** start Data provided **
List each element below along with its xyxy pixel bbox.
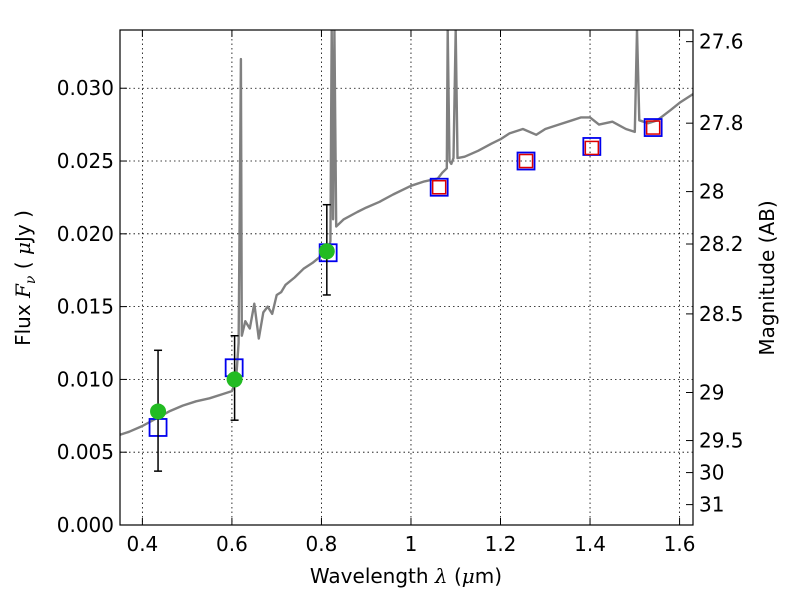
observed-point bbox=[226, 371, 243, 388]
x-tick-label: 1.2 bbox=[485, 532, 517, 556]
model-photometry-blue-marker bbox=[429, 177, 449, 197]
y-axis-title-unit-symbol: μ bbox=[11, 242, 35, 255]
x-axis-title-symbol: λ bbox=[434, 564, 448, 588]
model-photometry-blue-marker bbox=[516, 151, 536, 171]
y2-tick-label: 28 bbox=[699, 180, 724, 204]
x-tick-label: 0.4 bbox=[126, 532, 158, 556]
y2-tick-label: 29 bbox=[699, 381, 724, 405]
x-tick-label: 1 bbox=[405, 532, 418, 556]
model-photometry-blue-marker bbox=[643, 118, 663, 137]
y-axis-title-symbol: F bbox=[11, 283, 35, 299]
observed-point bbox=[318, 243, 335, 260]
x-tick-label: 1.6 bbox=[664, 532, 696, 556]
model-photometry-red-marker bbox=[431, 179, 447, 195]
x-axis-title-prefix: Wavelength bbox=[310, 564, 435, 588]
y-tick-label: 0.020 bbox=[57, 222, 114, 246]
x-tick-label: 0.6 bbox=[216, 532, 248, 556]
x-tick-label: 1.4 bbox=[574, 532, 606, 556]
y-tick-label: 0.010 bbox=[57, 367, 114, 391]
y-axis-title-prefix: Flux bbox=[11, 298, 35, 346]
y2-tick-label: 31 bbox=[699, 493, 724, 517]
x-axis-title-unit-open: ( bbox=[448, 564, 462, 588]
y2-tick-label: 27.6 bbox=[699, 30, 744, 54]
y-axis-title: Flux Fν ( μJy ) bbox=[11, 210, 39, 346]
ticks: 0.4 0.6 0.8 1 1.2 1.4 1.6 0.000 0.005 0.010 0.015 0… bbox=[57, 30, 744, 556]
y-tick-label: 0.005 bbox=[57, 440, 114, 464]
plot-area bbox=[120, 30, 693, 525]
x-axis-title-unit-symbol: μ bbox=[462, 564, 475, 588]
y2-tick-label: 29.5 bbox=[699, 429, 744, 453]
y-tick-label: 0.015 bbox=[57, 295, 114, 319]
x-axis-title: Wavelength λ (μm) bbox=[310, 564, 502, 588]
x-tick-label: 0.8 bbox=[306, 532, 338, 556]
y2-axis-title: Magnitude (AB) bbox=[755, 200, 779, 355]
grid bbox=[120, 30, 693, 525]
y-tick-label: 0.000 bbox=[57, 513, 114, 537]
series-layer bbox=[120, 30, 693, 472]
x-axis-title-unit-rest: m) bbox=[475, 564, 502, 588]
spectrum-line bbox=[120, 30, 693, 436]
model-photometry-red-marker bbox=[584, 140, 600, 156]
model-photometry-red-marker bbox=[645, 120, 661, 135]
y-tick-label: 0.030 bbox=[57, 76, 114, 100]
y2-tick-label: 28.2 bbox=[699, 232, 744, 256]
y-axis-title-unit-rest: Jy ) bbox=[11, 210, 35, 244]
y2-tick-label: 28.5 bbox=[699, 302, 744, 326]
y2-tick-label: 30 bbox=[699, 461, 724, 485]
y2-tick-label: 27.8 bbox=[699, 111, 744, 135]
observed-point bbox=[150, 403, 167, 420]
model-photometry-red-marker bbox=[518, 153, 534, 169]
y-axis-title-unit-open: ( bbox=[11, 255, 35, 276]
y-axis-title-subscript: ν bbox=[23, 275, 39, 284]
y-tick-label: 0.025 bbox=[57, 149, 114, 173]
plot-frame bbox=[119, 29, 694, 526]
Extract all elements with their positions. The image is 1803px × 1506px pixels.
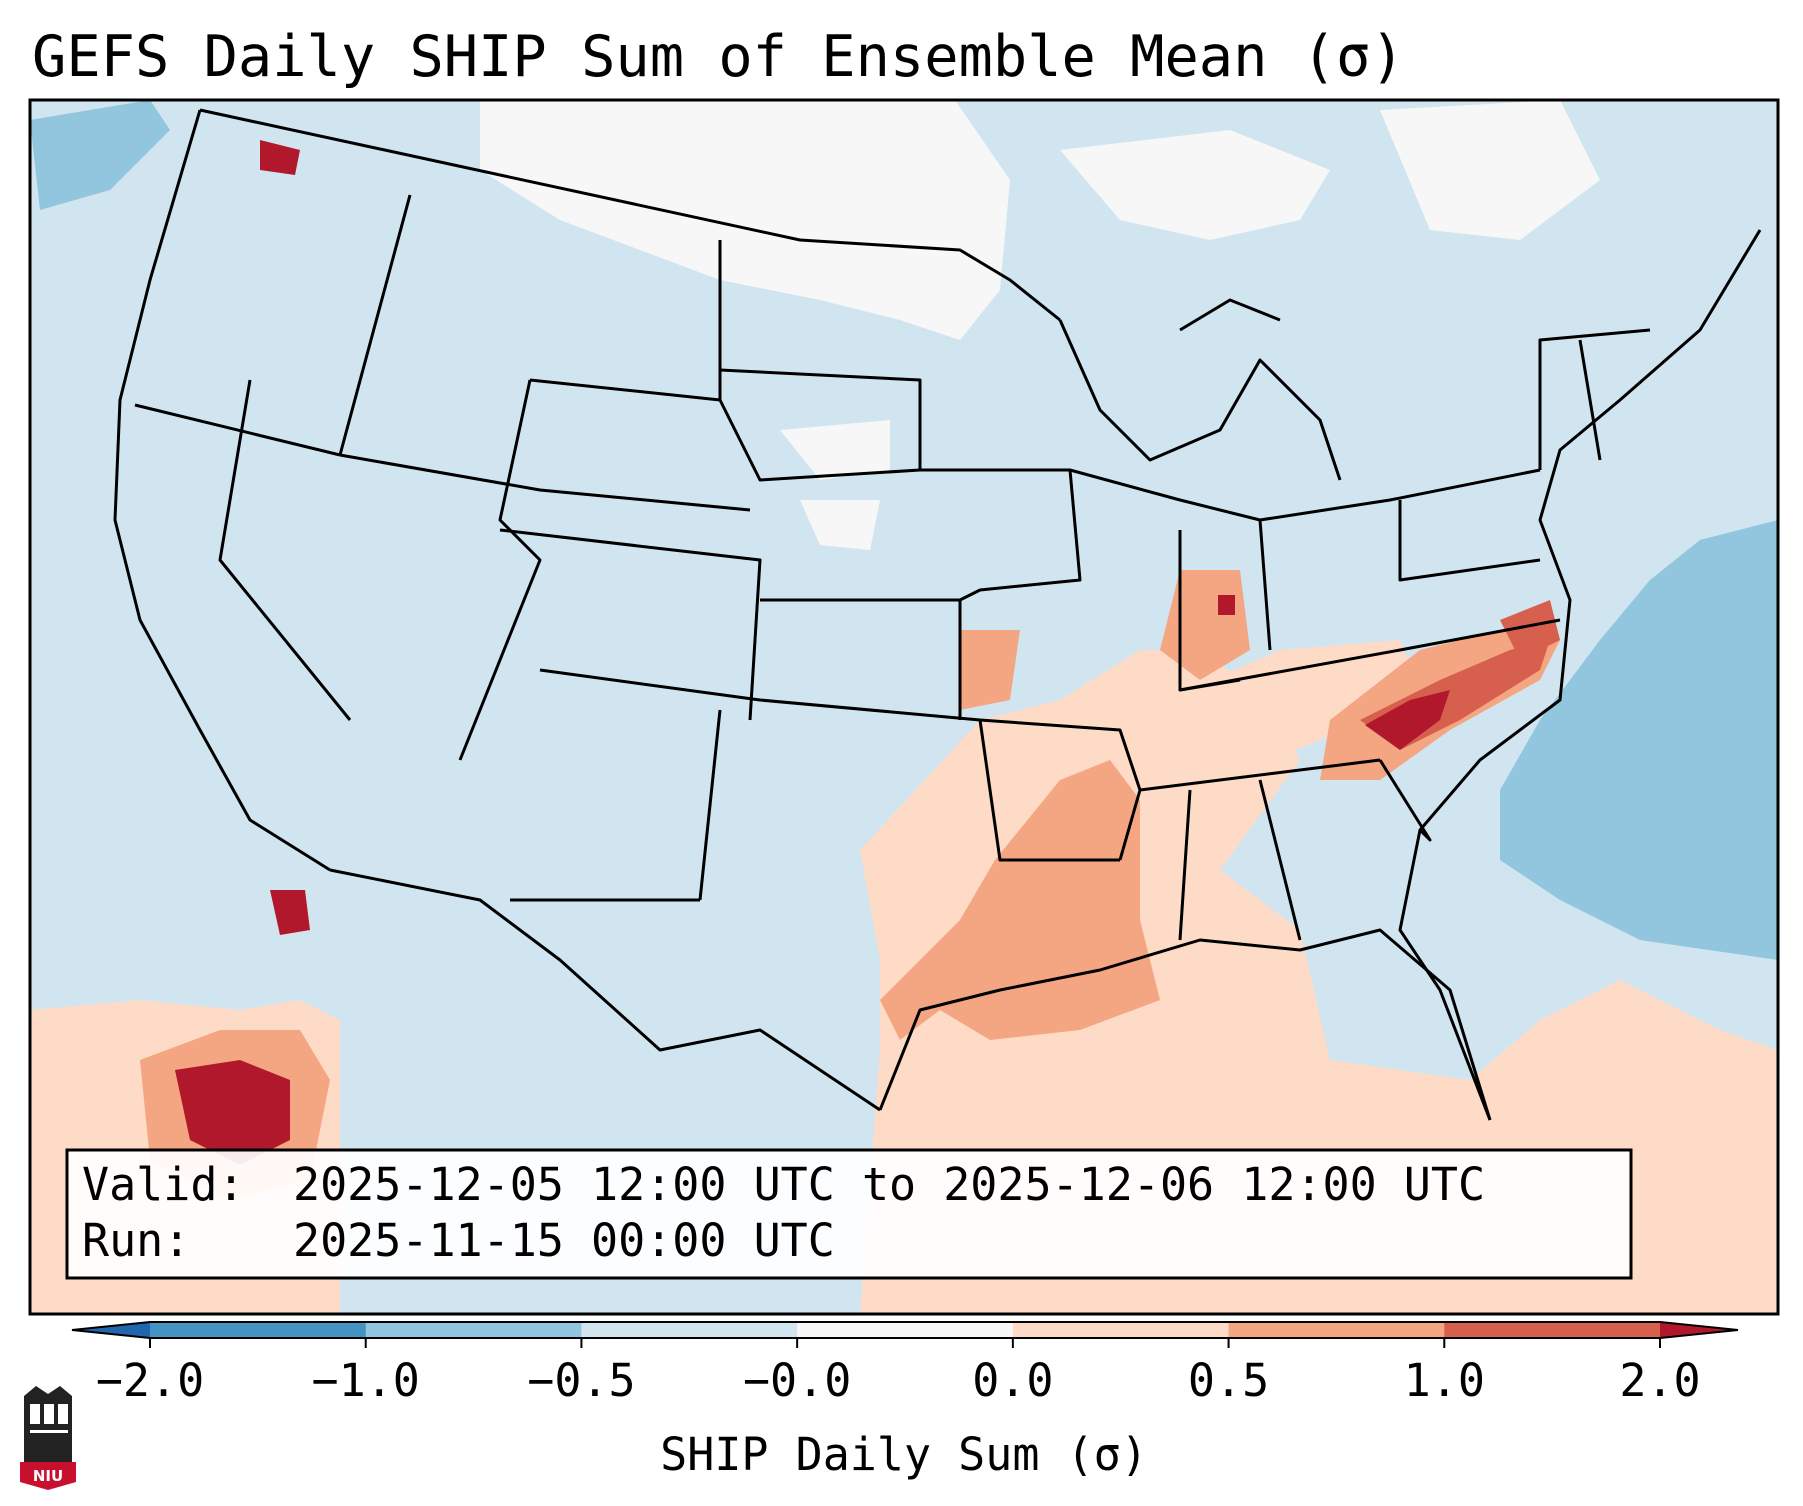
colorbar-extension-low xyxy=(72,1322,150,1338)
indiana-strong-cell xyxy=(1218,595,1235,615)
run-label: Run: xyxy=(82,1214,190,1267)
baja-extreme-region xyxy=(270,890,310,935)
colorbar-tick-label: −0.0 xyxy=(743,1354,851,1407)
chart-title: GEFS Daily SHIP Sum of Ensemble Mean (σ) xyxy=(32,24,1405,90)
colorbar-bin xyxy=(365,1322,582,1338)
colorbar-label: SHIP Daily Sum (σ) xyxy=(660,1428,1148,1481)
state-boundaries xyxy=(113,108,1762,1121)
nebraska-near-zero-region-2 xyxy=(800,500,880,550)
colorbar-tick-label: 0.5 xyxy=(1188,1354,1269,1407)
colorbar-bin xyxy=(797,1322,1014,1338)
pacific-nw-negative-region xyxy=(30,100,170,210)
colorbar-bin xyxy=(1444,1322,1661,1338)
colorbar-tick-label: −2.0 xyxy=(96,1354,204,1407)
colorbar-tick-label: −1.0 xyxy=(312,1354,420,1407)
colorbar-tick-label: −0.5 xyxy=(527,1354,635,1407)
kansas-moderate-region xyxy=(960,630,1020,710)
delmarva-strong-region xyxy=(1500,600,1560,660)
canada-near-zero-region xyxy=(480,100,1010,340)
quebec-near-zero-region xyxy=(1380,100,1600,240)
valid-label: Valid: xyxy=(82,1158,245,1211)
tennessee-positive-region xyxy=(1120,640,1420,790)
atlantic-negative-region xyxy=(1500,520,1778,960)
colorbar-bin xyxy=(581,1322,798,1338)
colorbar-bin xyxy=(150,1322,367,1338)
colorbar: −2.0 −1.0 −0.5 −0.0 0.0 0.5 1.0 2.0 xyxy=(71,1321,1739,1407)
valid-value: 2025-12-05 12:00 UTC to 2025-12-06 12:00… xyxy=(293,1158,1485,1211)
niu-logo: NIU xyxy=(20,1386,76,1490)
map-panel xyxy=(28,98,1780,1316)
run-value: 2025-11-15 00:00 UTC xyxy=(293,1214,835,1267)
colorbar-bin xyxy=(1012,1322,1230,1338)
niu-logo-text: NIU xyxy=(33,1467,63,1485)
colorbar-tick-label: 0.0 xyxy=(972,1354,1053,1407)
virginia-extreme-region xyxy=(1365,690,1450,750)
valid-run-info-box: Valid: 2025-12-05 12:00 UTC to 2025-12-0… xyxy=(65,1148,1633,1280)
colorbar-tick-label: 1.0 xyxy=(1404,1354,1485,1407)
colorbar-tick-label: 2.0 xyxy=(1619,1354,1700,1407)
map-frame xyxy=(28,98,1780,1316)
colorbar-bin xyxy=(1228,1322,1445,1338)
washington-extreme-region xyxy=(260,140,300,175)
ontario-near-zero-region xyxy=(1060,130,1330,240)
colorbar-extension-high xyxy=(1660,1322,1738,1338)
nebraska-near-zero-region xyxy=(780,420,890,480)
pacific-mexico-extreme-region xyxy=(175,1060,290,1165)
lower-mississippi-moderate-region xyxy=(880,760,1160,1040)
** end Data provided **
Please repeat the data from the line containing "colorbar-extension-low xyxy=(72,1322,150,1338)" through the line containing "tennessee-positive-region xyxy=(1120,640,1420,790)", with both of those lines included.

colorbar-extension-low xyxy=(72,1322,150,1338)
indiana-strong-cell xyxy=(1218,595,1235,615)
run-label: Run: xyxy=(82,1214,190,1267)
baja-extreme-region xyxy=(270,890,310,935)
colorbar-tick-label: −0.0 xyxy=(743,1354,851,1407)
chart-title: GEFS Daily SHIP Sum of Ensemble Mean (σ) xyxy=(32,24,1405,90)
colorbar-bin xyxy=(365,1322,582,1338)
colorbar-label: SHIP Daily Sum (σ) xyxy=(660,1428,1148,1481)
state-boundaries xyxy=(113,108,1762,1121)
nebraska-near-zero-region-2 xyxy=(800,500,880,550)
colorbar-tick-label: 0.5 xyxy=(1188,1354,1269,1407)
colorbar-bin xyxy=(797,1322,1014,1338)
pacific-nw-negative-region xyxy=(30,100,170,210)
colorbar-bin xyxy=(1444,1322,1661,1338)
colorbar-tick-label: −2.0 xyxy=(96,1354,204,1407)
colorbar-tick-label: −1.0 xyxy=(312,1354,420,1407)
colorbar-tick-label: −0.5 xyxy=(527,1354,635,1407)
kansas-moderate-region xyxy=(960,630,1020,710)
delmarva-strong-region xyxy=(1500,600,1560,660)
canada-near-zero-region xyxy=(480,100,1010,340)
quebec-near-zero-region xyxy=(1380,100,1600,240)
valid-label: Valid: xyxy=(82,1158,245,1211)
tennessee-positive-region xyxy=(1120,640,1420,790)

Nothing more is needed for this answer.